— Start of DATA RECORDS —
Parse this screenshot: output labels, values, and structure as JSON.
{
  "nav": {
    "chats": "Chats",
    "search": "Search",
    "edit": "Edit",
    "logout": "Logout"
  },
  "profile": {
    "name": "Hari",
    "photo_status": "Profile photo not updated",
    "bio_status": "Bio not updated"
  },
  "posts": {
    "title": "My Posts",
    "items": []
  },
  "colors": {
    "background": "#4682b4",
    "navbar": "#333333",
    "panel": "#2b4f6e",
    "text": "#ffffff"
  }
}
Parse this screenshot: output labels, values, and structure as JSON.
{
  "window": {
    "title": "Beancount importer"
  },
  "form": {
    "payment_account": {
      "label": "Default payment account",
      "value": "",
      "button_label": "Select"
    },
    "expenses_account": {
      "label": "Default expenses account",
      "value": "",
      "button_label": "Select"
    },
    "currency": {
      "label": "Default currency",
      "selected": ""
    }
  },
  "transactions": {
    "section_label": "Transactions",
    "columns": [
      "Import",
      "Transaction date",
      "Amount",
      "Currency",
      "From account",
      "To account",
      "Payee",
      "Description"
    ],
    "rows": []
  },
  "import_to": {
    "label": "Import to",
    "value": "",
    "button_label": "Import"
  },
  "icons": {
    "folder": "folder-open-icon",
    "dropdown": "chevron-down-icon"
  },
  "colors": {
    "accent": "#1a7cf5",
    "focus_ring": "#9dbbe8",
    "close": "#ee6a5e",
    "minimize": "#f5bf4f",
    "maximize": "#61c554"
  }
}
— End of DATA RECORDS —
Give all the records again. Match them exactly.

• _RESULT OF THE EXERCISE_:
Parse this screenshot: output labels, values, and structure as JSON.
{
  "nav": {
    "chats": "Chats",
    "search": "Search",
    "edit": "Edit",
    "logout": "Logout"
  },
  "profile": {
    "name": "Hari",
    "photo_status": "Profile photo not updated",
    "bio_status": "Bio not updated"
  },
  "posts": {
    "title": "My Posts",
    "items": []
  },
  "colors": {
    "background": "#4682b4",
    "navbar": "#333333",
    "panel": "#2b4f6e",
    "text": "#ffffff"
  }
}
Parse this screenshot: output labels, values, and structure as JSON.
{
  "window": {
    "title": "Beancount importer"
  },
  "form": {
    "payment_account": {
      "label": "Default payment account",
      "value": "",
      "button_label": "Select"
    },
    "expenses_account": {
      "label": "Default expenses account",
      "value": "",
      "button_label": "Select"
    },
    "currency": {
      "label": "Default currency",
      "selected": ""
    }
  },
  "transactions": {
    "section_label": "Transactions",
    "columns": [
      "Import",
      "Transaction date",
      "Amount",
      "Currency",
      "From account",
      "To account",
      "Payee",
      "Description"
    ],
    "rows": []
  },
  "import_to": {
    "label": "Import to",
    "value": "",
    "button_label": "Import"
  },
  "icons": {
    "folder": "folder-open-icon",
    "dropdown": "chevron-down-icon"
  },
  "colors": {
    "accent": "#1a7cf5",
    "focus_ring": "#9dbbe8",
    "close": "#ee6a5e",
    "minimize": "#f5bf4f",
    "maximize": "#61c554"
  }
}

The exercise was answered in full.